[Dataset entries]

---*---

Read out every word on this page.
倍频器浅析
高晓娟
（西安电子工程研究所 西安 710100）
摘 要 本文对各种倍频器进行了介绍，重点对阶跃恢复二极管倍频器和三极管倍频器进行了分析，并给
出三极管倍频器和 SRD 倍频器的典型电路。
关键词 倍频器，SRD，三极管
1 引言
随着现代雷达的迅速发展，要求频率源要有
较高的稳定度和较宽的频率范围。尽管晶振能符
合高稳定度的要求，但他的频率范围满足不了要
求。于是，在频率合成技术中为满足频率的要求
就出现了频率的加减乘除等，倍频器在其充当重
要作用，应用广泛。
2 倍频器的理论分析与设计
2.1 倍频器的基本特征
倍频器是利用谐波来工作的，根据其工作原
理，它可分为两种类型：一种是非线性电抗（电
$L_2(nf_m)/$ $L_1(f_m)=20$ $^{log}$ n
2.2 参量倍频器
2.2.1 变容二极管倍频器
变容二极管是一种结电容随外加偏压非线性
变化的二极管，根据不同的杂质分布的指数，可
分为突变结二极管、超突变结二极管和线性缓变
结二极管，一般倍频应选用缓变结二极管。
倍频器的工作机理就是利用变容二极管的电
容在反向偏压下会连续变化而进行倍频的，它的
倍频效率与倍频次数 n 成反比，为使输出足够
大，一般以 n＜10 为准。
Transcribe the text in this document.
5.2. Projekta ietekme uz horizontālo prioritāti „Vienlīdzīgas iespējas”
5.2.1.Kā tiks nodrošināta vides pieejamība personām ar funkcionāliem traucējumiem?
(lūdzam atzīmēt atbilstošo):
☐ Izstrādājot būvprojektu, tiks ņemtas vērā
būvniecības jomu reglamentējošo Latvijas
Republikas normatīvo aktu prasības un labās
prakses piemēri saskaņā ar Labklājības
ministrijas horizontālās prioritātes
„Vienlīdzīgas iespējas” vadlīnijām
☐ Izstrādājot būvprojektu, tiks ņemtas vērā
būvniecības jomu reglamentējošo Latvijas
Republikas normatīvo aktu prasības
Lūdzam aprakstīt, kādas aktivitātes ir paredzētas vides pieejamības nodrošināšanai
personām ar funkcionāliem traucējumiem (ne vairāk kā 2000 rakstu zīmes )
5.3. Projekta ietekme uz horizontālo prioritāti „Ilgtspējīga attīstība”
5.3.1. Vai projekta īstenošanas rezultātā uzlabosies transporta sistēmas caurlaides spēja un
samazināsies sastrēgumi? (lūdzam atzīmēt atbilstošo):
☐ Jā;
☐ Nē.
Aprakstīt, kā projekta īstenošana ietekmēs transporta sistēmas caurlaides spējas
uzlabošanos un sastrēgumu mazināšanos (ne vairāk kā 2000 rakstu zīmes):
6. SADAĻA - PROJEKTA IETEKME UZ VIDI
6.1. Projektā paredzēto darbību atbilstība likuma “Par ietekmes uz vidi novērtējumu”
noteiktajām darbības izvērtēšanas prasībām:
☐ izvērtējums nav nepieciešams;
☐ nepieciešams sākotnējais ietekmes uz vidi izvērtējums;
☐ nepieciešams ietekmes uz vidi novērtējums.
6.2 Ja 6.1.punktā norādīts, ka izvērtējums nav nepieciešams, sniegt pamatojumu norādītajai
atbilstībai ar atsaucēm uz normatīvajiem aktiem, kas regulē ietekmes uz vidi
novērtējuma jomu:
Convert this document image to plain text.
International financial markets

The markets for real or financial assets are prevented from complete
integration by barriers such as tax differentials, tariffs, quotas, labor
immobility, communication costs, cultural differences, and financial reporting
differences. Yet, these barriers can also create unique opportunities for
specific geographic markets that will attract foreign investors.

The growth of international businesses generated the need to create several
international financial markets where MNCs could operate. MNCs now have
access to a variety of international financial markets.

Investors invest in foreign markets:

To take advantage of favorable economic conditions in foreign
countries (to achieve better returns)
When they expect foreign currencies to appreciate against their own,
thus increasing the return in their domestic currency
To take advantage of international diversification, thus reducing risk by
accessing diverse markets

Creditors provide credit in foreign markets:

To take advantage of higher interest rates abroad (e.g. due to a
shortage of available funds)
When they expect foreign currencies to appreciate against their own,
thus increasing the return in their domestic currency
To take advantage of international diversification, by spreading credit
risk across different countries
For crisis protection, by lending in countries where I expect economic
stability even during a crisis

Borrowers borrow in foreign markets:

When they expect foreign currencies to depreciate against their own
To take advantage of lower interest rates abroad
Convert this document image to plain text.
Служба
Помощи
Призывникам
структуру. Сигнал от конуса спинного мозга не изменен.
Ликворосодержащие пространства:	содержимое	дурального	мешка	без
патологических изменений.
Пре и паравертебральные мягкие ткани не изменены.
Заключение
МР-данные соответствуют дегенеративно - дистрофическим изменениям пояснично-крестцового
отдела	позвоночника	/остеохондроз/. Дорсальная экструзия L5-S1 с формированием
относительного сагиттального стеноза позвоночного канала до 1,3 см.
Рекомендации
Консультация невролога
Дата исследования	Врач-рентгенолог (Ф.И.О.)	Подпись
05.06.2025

---*---

> INSTRUCTIONS FOR THE TASK:
From the material, report only how many lines include the word "Republikas".

> SOLUTION:
2